§ **EXERCISE REQUIREMENTS**
a – In the summary of events, what level of risk did the asbestos survey of the outbuilding find?
b – Rewrite the stretch of the summary of events from "- On 11 October" through "was not required.", swapping "survey" for "inspection".

§ **SOURCE**
Background and summary of events
- The resident is an assured tenant in a 3 bedroom detached house. The landlord is a housing association. The landlord is aware the resident is disabled however, the records do not give any specific details of his vulnerabilities. The property includes an attached brick structure that the resident uses to store personal belongings, including a chest freezer. The landlord refers to this as an “outbuilding”. For the purposes of this report, we will also refer to the structure as such.
- On 11 October 2023 the landlord carried out an asbestos survey of the outbuilding ceiling, external downpipe and rain hopper. It is unclear what prompted this. It found that the risk was “very low” and that removal was not required.
- On 29 April 2024 the resident contacted the landlord to report that his downstairs lights in his property kept tripping. An electrician attended the next day, on 30 April 2024. For safety reasons he was unable to complete the repair. This was because he had to check the asbestos report before continuing any work to the outbuilding.
- On 1 May 2024 the resident wrote to the landlord to raise a formal complaint. He stated that:
- the landlord had “unnecessarily delayed” the electrical repair. This was because it had failed to indicate in its records that there was asbestos in his outbuilding.
- the delay of 16 hours between when the landlord identified an asbestos risk and contacting its asbestos team was “unacceptable”.
- he had been left without lights for 2 nights. The landlord should have offered to provide lamps “as a matter of urgency” until it fixed the lighting.

§ **DATA SECTION**
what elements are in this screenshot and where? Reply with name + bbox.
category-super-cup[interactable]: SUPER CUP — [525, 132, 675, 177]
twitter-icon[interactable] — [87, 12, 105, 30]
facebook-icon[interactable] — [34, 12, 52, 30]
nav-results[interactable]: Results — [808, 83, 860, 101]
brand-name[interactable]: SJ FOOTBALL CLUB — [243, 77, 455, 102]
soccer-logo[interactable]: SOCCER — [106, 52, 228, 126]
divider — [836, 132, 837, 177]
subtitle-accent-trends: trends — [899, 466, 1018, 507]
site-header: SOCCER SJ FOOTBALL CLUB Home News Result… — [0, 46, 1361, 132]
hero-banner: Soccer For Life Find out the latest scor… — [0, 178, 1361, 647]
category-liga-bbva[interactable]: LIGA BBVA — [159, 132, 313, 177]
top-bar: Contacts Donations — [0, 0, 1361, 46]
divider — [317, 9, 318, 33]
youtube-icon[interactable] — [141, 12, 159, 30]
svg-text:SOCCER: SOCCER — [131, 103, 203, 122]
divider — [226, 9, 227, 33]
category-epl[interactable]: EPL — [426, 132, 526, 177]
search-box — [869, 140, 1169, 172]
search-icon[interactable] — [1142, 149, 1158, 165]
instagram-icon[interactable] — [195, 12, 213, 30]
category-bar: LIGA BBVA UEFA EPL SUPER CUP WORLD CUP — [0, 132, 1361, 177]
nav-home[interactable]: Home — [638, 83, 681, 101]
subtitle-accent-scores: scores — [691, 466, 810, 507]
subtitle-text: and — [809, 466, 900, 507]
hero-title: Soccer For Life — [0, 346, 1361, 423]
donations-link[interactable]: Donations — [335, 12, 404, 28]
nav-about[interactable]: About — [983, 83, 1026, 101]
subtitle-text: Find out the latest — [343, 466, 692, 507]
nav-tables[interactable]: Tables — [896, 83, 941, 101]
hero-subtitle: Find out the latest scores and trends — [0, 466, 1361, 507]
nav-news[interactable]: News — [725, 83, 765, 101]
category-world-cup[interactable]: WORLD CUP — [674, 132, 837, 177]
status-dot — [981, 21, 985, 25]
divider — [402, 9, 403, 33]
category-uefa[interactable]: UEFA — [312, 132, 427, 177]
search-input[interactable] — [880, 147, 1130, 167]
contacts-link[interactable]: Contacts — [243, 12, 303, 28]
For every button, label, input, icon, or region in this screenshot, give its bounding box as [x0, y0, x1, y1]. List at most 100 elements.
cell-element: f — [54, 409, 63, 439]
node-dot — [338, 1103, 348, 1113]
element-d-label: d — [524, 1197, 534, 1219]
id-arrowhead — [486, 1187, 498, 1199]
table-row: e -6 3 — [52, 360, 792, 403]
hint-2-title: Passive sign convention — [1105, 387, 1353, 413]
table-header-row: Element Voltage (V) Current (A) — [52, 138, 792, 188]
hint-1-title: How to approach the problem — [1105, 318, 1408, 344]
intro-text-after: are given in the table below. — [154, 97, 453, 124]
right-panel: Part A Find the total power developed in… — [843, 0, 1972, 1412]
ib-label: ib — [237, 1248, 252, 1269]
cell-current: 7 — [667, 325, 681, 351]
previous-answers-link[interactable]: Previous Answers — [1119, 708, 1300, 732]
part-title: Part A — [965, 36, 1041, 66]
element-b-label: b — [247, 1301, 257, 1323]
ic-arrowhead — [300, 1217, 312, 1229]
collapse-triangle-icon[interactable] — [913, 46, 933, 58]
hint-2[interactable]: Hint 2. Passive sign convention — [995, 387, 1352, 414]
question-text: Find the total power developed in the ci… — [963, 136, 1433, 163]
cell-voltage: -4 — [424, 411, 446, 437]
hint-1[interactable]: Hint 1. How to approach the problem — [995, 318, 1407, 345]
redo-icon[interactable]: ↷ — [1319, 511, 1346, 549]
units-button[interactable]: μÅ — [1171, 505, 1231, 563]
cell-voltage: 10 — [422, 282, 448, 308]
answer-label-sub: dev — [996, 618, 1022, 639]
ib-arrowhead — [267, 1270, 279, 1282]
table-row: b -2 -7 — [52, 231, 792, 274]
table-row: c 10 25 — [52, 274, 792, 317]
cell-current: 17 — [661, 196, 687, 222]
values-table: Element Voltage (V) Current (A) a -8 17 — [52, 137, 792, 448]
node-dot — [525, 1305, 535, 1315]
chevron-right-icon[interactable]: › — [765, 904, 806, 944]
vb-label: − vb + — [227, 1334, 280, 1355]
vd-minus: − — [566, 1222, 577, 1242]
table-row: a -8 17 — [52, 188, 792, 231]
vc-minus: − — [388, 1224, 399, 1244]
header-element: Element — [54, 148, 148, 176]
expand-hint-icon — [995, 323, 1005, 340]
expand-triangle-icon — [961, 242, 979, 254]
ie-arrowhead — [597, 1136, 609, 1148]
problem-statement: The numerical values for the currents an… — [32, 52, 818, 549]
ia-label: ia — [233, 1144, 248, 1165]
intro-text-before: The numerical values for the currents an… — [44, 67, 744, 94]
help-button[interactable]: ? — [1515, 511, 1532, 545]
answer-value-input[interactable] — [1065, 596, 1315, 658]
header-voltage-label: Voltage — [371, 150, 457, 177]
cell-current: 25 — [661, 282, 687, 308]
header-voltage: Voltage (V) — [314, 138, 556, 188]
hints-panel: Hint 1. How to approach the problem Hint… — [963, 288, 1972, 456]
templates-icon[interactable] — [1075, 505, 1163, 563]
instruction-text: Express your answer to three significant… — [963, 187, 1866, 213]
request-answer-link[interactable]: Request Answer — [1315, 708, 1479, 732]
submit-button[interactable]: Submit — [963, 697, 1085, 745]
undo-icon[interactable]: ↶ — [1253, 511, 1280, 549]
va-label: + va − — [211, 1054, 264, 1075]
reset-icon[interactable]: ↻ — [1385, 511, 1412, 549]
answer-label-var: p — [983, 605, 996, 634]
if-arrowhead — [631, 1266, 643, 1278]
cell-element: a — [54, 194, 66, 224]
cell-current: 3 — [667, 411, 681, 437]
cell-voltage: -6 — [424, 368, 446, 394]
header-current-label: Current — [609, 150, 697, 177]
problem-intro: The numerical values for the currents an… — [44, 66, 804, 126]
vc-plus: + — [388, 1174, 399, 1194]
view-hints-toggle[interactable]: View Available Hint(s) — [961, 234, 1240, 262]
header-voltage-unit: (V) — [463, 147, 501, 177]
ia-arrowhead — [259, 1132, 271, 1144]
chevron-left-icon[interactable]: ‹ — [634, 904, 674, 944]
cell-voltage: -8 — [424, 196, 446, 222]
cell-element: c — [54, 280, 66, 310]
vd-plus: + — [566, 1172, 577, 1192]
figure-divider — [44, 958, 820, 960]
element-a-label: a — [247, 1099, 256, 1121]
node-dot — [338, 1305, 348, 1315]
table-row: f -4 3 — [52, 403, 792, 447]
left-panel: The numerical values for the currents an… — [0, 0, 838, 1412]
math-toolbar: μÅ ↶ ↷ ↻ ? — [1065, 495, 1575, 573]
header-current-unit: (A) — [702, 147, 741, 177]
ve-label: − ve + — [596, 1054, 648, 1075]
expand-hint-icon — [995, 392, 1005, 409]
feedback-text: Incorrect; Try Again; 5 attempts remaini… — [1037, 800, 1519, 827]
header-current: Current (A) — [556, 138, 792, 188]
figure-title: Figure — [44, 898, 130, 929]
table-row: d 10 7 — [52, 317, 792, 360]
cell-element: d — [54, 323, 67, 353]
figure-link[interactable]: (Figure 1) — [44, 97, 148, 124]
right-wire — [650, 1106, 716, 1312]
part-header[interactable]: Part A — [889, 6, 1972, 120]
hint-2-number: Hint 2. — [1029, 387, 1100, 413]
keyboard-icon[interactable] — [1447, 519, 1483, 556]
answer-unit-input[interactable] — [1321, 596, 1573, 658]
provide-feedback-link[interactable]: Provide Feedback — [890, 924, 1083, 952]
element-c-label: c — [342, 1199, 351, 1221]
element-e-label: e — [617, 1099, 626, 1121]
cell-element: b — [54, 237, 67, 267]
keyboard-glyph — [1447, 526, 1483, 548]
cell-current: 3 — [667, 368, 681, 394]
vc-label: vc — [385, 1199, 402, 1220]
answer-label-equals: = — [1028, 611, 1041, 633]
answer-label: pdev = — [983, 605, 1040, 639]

§ **IN RESPONSE**
a – The risk was "very low," and removal was not required.

b –
- On 11 October 2023 the landlord carried out an asbestos inspection of the outbuilding ceiling, external downpipe and rain hopper. It is unclear what prompted this. It found that the risk was “very low” and that removal was not required.